▶ [Task directions]: Return all the entries exactly, keeping pictures out.

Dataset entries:
★ ★ ★

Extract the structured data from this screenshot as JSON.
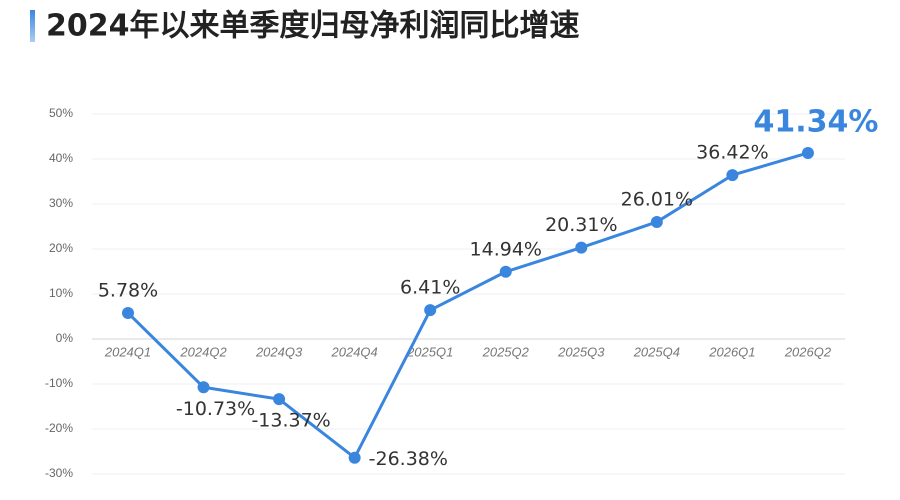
{
  "chart_data": {
    "type": "line",
    "title": "2024年以来单季度归母净利润同比增速",
    "categories": [
      "2024Q1",
      "2024Q2",
      "2024Q3",
      "2024Q4",
      "2025Q1",
      "2025Q2",
      "2025Q3",
      "2025Q4",
      "2026Q1",
      "2026Q2"
    ],
    "values": [
      5.78,
      -10.73,
      -13.37,
      -26.38,
      6.41,
      14.94,
      20.31,
      26.01,
      36.42,
      41.34
    ],
    "value_labels": [
      "5.78%",
      "-10.73%",
      "-13.37%",
      "-26.38%",
      "6.41%",
      "14.94%",
      "20.31%",
      "26.01%",
      "36.42%",
      "41.34%"
    ],
    "color": "#3a86de",
    "ylim": [
      -30,
      50
    ],
    "yticks": [
      {
        "value": -30,
        "label": "-30%"
      },
      {
        "value": -20,
        "label": "-20%"
      },
      {
        "value": -10,
        "label": "-10%"
      },
      {
        "value": 0,
        "label": "0%"
      },
      {
        "value": 10,
        "label": "10%"
      },
      {
        "value": 20,
        "label": "20%"
      },
      {
        "value": 30,
        "label": "30%"
      },
      {
        "value": 40,
        "label": "40%"
      },
      {
        "value": 50,
        "label": "50%"
      }
    ],
    "grid": true
  }
}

★ ★ ★

▶ [Answer in full]:
Extract the structured data from this screenshot as JSON.
{
  "chart_data": {
    "type": "line",
    "title": "2024年以来单季度归母净利润同比增速",
    "categories": [
      "2024Q1",
      "2024Q2",
      "2024Q3",
      "2024Q4",
      "2025Q1",
      "2025Q2",
      "2025Q3",
      "2025Q4",
      "2026Q1",
      "2026Q2"
    ],
    "values": [
      5.78,
      -10.73,
      -13.37,
      -26.38,
      6.41,
      14.94,
      20.31,
      26.01,
      36.42,
      41.34
    ],
    "value_labels": [
      "5.78%",
      "-10.73%",
      "-13.37%",
      "-26.38%",
      "6.41%",
      "14.94%",
      "20.31%",
      "26.01%",
      "36.42%",
      "41.34%"
    ],
    "color": "#3a86de",
    "ylim": [
      -30,
      50
    ],
    "yticks": [
      {
        "value": -30,
        "label": "-30%"
      },
      {
        "value": -20,
        "label": "-20%"
      },
      {
        "value": -10,
        "label": "-10%"
      },
      {
        "value": 0,
        "label": "0%"
      },
      {
        "value": 10,
        "label": "10%"
      },
      {
        "value": 20,
        "label": "20%"
      },
      {
        "value": 30,
        "label": "30%"
      },
      {
        "value": 40,
        "label": "40%"
      },
      {
        "value": 50,
        "label": "50%"
      }
    ],
    "grid": true
  }
}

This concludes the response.